**WHAT IS BEING ASKED**
Every line of the data that contains the string "Sias" must be copied.

Page transcription records:
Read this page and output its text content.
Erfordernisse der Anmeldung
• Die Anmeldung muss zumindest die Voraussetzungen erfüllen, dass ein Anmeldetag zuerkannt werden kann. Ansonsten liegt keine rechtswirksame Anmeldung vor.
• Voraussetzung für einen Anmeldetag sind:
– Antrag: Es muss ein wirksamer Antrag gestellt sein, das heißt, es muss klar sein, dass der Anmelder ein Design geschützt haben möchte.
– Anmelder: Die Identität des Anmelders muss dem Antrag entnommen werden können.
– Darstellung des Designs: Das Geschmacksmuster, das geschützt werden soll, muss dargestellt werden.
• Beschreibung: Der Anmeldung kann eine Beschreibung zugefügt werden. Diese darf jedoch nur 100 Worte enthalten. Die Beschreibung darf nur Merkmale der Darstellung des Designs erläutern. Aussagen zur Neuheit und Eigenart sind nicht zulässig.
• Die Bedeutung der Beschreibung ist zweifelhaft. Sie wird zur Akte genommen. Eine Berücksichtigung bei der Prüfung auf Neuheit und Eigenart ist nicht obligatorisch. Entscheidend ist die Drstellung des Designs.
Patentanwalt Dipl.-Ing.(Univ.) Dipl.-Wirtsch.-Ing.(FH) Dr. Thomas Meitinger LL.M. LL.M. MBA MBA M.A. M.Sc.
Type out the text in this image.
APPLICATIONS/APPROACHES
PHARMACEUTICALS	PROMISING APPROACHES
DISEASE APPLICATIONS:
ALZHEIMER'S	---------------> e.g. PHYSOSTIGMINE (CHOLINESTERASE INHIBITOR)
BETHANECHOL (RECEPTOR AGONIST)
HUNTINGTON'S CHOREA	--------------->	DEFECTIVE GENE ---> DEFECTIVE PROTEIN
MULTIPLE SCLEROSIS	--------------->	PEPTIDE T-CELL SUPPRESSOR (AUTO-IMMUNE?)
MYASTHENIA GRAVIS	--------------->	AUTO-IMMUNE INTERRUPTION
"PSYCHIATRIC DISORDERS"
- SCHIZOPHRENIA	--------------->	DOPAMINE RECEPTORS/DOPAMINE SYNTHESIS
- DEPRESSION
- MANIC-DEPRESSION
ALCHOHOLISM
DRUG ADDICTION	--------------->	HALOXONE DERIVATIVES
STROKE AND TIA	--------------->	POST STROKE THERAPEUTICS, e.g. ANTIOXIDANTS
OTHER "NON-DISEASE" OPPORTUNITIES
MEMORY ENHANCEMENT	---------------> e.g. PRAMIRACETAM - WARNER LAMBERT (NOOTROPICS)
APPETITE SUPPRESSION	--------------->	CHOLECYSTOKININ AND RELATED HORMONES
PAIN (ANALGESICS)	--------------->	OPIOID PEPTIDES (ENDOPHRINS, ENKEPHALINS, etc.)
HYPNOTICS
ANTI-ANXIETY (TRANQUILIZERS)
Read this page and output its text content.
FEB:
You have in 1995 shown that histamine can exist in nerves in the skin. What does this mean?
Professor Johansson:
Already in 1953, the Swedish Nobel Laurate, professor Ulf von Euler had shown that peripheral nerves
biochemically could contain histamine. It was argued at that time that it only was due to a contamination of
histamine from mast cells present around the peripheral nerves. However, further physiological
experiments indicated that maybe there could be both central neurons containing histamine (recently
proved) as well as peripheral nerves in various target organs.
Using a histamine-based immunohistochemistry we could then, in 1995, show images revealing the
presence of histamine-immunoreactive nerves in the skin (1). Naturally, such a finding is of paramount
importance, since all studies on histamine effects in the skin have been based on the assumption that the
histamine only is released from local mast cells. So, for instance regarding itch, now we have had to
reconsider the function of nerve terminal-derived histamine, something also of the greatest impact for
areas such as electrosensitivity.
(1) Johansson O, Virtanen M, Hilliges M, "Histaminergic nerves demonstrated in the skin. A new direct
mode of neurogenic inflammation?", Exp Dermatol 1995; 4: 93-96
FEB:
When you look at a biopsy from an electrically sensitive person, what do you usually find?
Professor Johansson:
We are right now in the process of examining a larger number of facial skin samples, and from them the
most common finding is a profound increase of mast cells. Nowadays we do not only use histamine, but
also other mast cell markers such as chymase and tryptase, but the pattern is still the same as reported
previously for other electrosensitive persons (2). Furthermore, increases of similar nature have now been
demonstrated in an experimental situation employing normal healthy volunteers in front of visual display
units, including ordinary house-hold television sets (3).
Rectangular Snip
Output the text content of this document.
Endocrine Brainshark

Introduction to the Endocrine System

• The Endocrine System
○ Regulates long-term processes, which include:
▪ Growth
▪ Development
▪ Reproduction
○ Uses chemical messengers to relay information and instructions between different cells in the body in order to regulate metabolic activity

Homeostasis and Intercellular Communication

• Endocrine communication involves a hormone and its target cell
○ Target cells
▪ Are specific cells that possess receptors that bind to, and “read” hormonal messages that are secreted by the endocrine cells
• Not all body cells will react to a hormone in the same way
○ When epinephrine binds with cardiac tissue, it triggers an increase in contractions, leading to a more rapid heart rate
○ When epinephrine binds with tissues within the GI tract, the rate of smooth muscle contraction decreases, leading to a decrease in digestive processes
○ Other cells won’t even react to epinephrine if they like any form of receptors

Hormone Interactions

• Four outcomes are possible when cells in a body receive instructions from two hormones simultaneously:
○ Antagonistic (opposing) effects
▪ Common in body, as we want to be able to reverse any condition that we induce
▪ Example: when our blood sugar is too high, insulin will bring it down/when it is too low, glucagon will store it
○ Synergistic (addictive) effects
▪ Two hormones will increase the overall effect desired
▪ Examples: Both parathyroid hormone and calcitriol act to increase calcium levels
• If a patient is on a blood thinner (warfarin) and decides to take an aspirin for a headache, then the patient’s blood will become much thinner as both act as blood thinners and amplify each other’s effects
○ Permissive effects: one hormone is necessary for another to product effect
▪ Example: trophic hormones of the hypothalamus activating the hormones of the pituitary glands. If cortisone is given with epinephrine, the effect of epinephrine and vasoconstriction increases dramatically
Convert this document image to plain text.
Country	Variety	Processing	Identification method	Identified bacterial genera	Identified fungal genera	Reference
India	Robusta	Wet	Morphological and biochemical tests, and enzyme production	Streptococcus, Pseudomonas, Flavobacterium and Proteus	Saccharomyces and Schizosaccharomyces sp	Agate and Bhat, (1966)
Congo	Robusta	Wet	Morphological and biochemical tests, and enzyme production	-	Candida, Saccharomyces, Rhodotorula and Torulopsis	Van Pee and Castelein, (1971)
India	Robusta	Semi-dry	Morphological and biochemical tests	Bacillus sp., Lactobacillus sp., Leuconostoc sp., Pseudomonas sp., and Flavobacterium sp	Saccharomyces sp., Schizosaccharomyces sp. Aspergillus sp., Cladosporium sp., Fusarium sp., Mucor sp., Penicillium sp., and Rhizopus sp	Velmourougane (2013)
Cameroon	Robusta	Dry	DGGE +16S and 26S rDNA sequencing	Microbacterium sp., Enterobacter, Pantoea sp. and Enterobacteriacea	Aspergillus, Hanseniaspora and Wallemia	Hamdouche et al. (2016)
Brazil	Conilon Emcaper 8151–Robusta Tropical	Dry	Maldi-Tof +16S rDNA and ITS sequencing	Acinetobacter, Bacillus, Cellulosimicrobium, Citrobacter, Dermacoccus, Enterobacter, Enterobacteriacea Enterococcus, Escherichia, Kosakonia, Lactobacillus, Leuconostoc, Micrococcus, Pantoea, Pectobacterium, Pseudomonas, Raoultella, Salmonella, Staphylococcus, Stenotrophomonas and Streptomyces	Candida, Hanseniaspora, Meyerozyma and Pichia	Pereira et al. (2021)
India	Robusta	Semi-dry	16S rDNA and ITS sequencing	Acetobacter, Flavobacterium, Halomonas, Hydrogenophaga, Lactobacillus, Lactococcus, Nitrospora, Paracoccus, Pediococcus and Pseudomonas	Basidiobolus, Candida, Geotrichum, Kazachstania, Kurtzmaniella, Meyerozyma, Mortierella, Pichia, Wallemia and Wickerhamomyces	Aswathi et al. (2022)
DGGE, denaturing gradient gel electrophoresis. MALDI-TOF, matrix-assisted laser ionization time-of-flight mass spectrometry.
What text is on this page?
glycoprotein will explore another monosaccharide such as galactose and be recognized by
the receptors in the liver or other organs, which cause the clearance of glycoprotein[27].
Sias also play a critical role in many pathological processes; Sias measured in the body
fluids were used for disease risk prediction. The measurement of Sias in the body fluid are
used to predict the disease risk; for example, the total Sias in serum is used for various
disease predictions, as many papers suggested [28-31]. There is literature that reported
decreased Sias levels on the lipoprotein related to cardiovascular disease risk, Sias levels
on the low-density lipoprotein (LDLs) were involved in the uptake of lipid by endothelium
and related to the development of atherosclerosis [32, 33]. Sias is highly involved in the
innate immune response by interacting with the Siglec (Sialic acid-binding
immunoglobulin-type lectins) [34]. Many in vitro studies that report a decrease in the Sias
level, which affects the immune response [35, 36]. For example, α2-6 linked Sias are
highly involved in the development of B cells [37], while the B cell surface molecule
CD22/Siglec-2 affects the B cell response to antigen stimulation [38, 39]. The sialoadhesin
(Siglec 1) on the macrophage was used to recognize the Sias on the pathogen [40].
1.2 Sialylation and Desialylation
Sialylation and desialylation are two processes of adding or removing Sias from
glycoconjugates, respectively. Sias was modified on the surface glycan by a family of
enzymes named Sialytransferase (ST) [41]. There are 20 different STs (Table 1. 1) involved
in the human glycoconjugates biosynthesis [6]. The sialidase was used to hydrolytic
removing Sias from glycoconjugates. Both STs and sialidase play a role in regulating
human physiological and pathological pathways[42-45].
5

**SOLUTION**
Sias also play a critical role in many pathological processes; Sias measured in the body
fluids were used for disease risk prediction. The measurement of Sias in the body fluid are
used to predict the disease risk; for example, the total Sias in serum is used for various
decreased Sias levels on the lipoprotein related to cardiovascular disease risk, Sias levels
and related to the development of atherosclerosis [32, 33]. Sias is highly involved in the
immunoglobulin-type lectins) [34]. Many in vitro studies that report a decrease in the Sias
level, which affects the immune response [35, 36]. For example, α2-6 linked Sias are
(Siglec 1) on the macrophage was used to recognize the Sias on the pathogen [40].
Sialylation and desialylation are two processes of adding or removing Sias from
glycoconjugates, respectively. Sias was modified on the surface glycan by a family of
removing Sias from glycoconjugates. Both STs and sialidase play a role in regulating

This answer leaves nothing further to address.